Please find all lines in the data that hold the string "Intensity" and copy them.
--- begin ---
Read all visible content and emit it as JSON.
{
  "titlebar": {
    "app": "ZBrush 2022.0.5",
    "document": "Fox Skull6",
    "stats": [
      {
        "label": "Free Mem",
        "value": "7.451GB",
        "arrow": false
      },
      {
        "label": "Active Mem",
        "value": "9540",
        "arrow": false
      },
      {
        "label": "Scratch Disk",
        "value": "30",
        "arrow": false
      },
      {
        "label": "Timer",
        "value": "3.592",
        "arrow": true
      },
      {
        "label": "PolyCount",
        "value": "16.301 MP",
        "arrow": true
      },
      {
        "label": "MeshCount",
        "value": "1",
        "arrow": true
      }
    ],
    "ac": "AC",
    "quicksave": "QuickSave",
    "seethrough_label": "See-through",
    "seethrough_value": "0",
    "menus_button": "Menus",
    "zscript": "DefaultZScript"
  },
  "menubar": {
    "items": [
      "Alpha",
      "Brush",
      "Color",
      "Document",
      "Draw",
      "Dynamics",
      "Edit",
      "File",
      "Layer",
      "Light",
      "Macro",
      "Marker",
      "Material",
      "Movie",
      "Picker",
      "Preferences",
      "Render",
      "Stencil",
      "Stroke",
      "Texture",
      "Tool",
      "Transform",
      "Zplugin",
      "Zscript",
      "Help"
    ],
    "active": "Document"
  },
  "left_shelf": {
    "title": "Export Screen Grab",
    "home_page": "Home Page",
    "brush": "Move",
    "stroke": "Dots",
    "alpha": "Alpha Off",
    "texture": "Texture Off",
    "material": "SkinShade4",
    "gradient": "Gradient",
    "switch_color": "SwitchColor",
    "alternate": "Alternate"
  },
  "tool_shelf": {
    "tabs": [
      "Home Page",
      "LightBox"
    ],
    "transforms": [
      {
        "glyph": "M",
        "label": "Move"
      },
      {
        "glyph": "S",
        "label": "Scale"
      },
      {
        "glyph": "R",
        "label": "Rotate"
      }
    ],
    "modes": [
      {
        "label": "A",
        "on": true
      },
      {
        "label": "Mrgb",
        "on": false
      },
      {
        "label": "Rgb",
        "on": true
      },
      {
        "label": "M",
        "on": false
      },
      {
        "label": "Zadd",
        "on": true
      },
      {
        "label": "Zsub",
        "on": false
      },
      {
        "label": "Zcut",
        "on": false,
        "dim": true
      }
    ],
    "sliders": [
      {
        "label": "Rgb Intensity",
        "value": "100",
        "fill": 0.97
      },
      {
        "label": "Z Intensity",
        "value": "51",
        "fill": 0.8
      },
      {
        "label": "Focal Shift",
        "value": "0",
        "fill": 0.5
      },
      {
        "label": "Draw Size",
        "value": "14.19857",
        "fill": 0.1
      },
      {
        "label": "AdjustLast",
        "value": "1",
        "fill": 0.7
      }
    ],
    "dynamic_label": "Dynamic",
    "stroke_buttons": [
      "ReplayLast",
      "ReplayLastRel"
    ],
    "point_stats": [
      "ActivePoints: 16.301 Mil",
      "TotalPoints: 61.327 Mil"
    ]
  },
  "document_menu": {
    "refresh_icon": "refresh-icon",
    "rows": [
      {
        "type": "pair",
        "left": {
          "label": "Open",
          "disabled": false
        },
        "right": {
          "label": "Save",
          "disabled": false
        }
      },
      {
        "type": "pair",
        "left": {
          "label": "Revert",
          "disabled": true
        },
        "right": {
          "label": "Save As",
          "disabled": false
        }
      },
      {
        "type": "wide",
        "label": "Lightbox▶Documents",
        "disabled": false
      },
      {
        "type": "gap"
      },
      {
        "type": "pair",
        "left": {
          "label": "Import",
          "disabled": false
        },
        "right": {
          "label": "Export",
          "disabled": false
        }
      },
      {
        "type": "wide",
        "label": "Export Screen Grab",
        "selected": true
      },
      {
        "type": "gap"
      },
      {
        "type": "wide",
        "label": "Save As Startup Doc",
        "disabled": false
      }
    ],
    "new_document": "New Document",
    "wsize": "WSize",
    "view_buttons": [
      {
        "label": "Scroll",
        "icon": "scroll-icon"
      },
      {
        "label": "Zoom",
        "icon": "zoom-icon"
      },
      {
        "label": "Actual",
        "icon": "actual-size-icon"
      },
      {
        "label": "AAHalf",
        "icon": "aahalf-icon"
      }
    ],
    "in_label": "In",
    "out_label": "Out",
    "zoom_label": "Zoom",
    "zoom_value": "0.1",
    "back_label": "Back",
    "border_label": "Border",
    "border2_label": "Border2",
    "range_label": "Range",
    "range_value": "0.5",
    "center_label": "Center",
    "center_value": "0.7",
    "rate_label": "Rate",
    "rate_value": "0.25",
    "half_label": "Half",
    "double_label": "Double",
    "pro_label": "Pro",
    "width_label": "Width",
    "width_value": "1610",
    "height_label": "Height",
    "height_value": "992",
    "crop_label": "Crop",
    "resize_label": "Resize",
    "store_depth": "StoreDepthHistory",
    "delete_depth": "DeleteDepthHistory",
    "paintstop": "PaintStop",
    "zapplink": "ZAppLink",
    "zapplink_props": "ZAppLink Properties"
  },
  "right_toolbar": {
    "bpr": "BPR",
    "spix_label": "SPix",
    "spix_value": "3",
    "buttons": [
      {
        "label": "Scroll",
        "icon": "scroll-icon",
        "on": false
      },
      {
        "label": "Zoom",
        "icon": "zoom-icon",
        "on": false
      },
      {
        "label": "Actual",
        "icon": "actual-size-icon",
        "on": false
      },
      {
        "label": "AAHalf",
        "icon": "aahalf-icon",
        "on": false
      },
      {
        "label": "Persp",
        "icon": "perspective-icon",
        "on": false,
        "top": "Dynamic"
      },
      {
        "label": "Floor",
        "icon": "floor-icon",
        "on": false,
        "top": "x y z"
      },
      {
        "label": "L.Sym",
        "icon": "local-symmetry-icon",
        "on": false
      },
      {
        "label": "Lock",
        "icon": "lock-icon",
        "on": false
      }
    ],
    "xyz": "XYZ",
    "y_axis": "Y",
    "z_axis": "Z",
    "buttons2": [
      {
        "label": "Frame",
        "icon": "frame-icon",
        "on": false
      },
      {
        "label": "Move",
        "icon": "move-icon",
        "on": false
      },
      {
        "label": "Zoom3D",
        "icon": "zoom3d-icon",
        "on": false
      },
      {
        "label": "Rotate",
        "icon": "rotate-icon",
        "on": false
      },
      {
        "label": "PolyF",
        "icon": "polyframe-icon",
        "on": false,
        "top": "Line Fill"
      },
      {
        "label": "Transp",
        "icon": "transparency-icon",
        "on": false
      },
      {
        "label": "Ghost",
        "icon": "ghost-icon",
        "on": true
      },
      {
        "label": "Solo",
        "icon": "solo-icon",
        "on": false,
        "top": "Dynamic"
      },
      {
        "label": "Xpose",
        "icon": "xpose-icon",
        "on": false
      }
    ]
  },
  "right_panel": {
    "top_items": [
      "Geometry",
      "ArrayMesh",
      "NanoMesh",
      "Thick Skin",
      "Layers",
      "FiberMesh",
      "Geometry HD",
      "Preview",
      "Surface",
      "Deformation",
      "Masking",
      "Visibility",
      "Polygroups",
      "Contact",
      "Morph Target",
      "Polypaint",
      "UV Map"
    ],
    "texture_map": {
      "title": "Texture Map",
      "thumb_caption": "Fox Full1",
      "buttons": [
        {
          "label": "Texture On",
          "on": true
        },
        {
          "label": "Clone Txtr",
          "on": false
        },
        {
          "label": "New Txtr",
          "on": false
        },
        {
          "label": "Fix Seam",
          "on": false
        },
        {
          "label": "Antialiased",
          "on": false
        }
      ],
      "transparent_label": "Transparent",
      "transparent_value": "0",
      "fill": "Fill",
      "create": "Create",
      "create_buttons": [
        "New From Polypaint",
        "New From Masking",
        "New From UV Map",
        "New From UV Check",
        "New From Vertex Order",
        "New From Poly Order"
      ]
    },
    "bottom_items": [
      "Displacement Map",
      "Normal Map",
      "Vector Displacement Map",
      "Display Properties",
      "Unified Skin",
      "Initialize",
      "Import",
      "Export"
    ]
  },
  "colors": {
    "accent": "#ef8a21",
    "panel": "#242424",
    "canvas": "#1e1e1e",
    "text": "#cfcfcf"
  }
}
--- end ---
• [Correct result]:
        "label": "Rgb Intensity",
        "label": "Z Intensity",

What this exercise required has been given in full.